_Stored records_
------------------------------
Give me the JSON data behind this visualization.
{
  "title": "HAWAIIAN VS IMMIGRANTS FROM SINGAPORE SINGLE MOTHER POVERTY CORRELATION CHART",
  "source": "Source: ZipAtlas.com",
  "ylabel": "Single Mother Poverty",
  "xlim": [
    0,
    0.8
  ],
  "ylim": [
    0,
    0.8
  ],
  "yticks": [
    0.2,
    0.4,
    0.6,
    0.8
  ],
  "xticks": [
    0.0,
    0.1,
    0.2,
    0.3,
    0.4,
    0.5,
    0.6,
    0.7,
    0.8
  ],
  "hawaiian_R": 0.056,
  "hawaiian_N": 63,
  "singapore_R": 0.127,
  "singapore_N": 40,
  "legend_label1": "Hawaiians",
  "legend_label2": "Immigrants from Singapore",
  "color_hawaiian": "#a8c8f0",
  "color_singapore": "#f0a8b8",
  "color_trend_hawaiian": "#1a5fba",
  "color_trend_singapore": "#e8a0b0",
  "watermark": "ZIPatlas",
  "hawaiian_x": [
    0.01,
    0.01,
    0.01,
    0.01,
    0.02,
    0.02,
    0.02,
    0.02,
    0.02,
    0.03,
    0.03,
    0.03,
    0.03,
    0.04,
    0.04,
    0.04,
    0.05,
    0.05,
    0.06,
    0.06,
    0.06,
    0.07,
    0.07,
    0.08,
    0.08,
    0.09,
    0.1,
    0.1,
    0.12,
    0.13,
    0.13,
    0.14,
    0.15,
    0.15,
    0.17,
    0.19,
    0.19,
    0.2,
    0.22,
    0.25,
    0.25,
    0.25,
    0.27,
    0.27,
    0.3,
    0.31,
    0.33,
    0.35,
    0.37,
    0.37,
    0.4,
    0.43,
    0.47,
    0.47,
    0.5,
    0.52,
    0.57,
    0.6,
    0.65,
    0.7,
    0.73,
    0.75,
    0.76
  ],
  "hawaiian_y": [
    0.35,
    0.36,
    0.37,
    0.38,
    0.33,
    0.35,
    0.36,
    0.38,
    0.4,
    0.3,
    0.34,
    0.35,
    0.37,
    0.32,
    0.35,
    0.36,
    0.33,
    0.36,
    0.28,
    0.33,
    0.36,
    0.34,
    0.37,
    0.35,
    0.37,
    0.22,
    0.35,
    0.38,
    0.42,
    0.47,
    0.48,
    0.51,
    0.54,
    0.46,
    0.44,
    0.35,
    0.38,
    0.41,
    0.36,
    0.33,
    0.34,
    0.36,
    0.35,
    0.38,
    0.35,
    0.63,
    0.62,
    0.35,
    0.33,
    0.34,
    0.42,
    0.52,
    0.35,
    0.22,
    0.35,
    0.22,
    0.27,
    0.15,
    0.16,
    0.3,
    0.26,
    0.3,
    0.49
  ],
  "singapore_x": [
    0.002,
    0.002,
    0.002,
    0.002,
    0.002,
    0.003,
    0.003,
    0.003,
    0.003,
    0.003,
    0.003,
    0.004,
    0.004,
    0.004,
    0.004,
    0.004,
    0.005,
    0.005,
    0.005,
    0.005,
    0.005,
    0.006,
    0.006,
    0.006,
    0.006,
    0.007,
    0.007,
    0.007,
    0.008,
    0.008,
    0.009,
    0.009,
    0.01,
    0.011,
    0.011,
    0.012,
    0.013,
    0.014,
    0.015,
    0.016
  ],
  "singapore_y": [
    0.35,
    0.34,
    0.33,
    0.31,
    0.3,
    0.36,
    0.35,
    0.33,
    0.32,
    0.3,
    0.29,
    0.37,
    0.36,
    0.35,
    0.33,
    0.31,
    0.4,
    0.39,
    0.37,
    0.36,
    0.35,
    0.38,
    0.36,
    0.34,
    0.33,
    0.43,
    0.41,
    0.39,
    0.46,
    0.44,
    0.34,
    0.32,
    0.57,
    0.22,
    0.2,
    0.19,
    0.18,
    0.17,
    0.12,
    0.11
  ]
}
------------------------------
_Exercise instructions_
Repeat all of the entries exactly.

_Answer for this exercise_
Give me the JSON data behind this visualization.
{
  "title": "HAWAIIAN VS IMMIGRANTS FROM SINGAPORE SINGLE MOTHER POVERTY CORRELATION CHART",
  "source": "Source: ZipAtlas.com",
  "ylabel": "Single Mother Poverty",
  "xlim": [
    0,
    0.8
  ],
  "ylim": [
    0,
    0.8
  ],
  "yticks": [
    0.2,
    0.4,
    0.6,
    0.8
  ],
  "xticks": [
    0.0,
    0.1,
    0.2,
    0.3,
    0.4,
    0.5,
    0.6,
    0.7,
    0.8
  ],
  "hawaiian_R": 0.056,
  "hawaiian_N": 63,
  "singapore_R": 0.127,
  "singapore_N": 40,
  "legend_label1": "Hawaiians",
  "legend_label2": "Immigrants from Singapore",
  "color_hawaiian": "#a8c8f0",
  "color_singapore": "#f0a8b8",
  "color_trend_hawaiian": "#1a5fba",
  "color_trend_singapore": "#e8a0b0",
  "watermark": "ZIPatlas",
  "hawaiian_x": [
    0.01,
    0.01,
    0.01,
    0.01,
    0.02,
    0.02,
    0.02,
    0.02,
    0.02,
    0.03,
    0.03,
    0.03,
    0.03,
    0.04,
    0.04,
    0.04,
    0.05,
    0.05,
    0.06,
    0.06,
    0.06,
    0.07,
    0.07,
    0.08,
    0.08,
    0.09,
    0.1,
    0.1,
    0.12,
    0.13,
    0.13,
    0.14,
    0.15,
    0.15,
    0.17,
    0.19,
    0.19,
    0.2,
    0.22,
    0.25,
    0.25,
    0.25,
    0.27,
    0.27,
    0.3,
    0.31,
    0.33,
    0.35,
    0.37,
    0.37,
    0.4,
    0.43,
    0.47,
    0.47,
    0.5,
    0.52,
    0.57,
    0.6,
    0.65,
    0.7,
    0.73,
    0.75,
    0.76
  ],
  "hawaiian_y": [
    0.35,
    0.36,
    0.37,
    0.38,
    0.33,
    0.35,
    0.36,
    0.38,
    0.4,
    0.3,
    0.34,
    0.35,
    0.37,
    0.32,
    0.35,
    0.36,
    0.33,
    0.36,
    0.28,
    0.33,
    0.36,
    0.34,
    0.37,
    0.35,
    0.37,
    0.22,
    0.35,
    0.38,
    0.42,
    0.47,
    0.48,
    0.51,
    0.54,
    0.46,
    0.44,
    0.35,
    0.38,
    0.41,
    0.36,
    0.33,
    0.34,
    0.36,
    0.35,
    0.38,
    0.35,
    0.63,
    0.62,
    0.35,
    0.33,
    0.34,
    0.42,
    0.52,
    0.35,
    0.22,
    0.35,
    0.22,
    0.27,
    0.15,
    0.16,
    0.3,
    0.26,
    0.3,
    0.49
  ],
  "singapore_x": [
    0.002,
    0.002,
    0.002,
    0.002,
    0.002,
    0.003,
    0.003,
    0.003,
    0.003,
    0.003,
    0.003,
    0.004,
    0.004,
    0.004,
    0.004,
    0.004,
    0.005,
    0.005,
    0.005,
    0.005,
    0.005,
    0.006,
    0.006,
    0.006,
    0.006,
    0.007,
    0.007,
    0.007,
    0.008,
    0.008,
    0.009,
    0.009,
    0.01,
    0.011,
    0.011,
    0.012,
    0.013,
    0.014,
    0.015,
    0.016
  ],
  "singapore_y": [
    0.35,
    0.34,
    0.33,
    0.31,
    0.3,
    0.36,
    0.35,
    0.33,
    0.32,
    0.3,
    0.29,
    0.37,
    0.36,
    0.35,
    0.33,
    0.31,
    0.4,
    0.39,
    0.37,
    0.36,
    0.35,
    0.38,
    0.36,
    0.34,
    0.33,
    0.43,
    0.41,
    0.39,
    0.46,
    0.44,
    0.34,
    0.32,
    0.57,
    0.22,
    0.2,
    0.19,
    0.18,
    0.17,
    0.12,
    0.11
  ]
}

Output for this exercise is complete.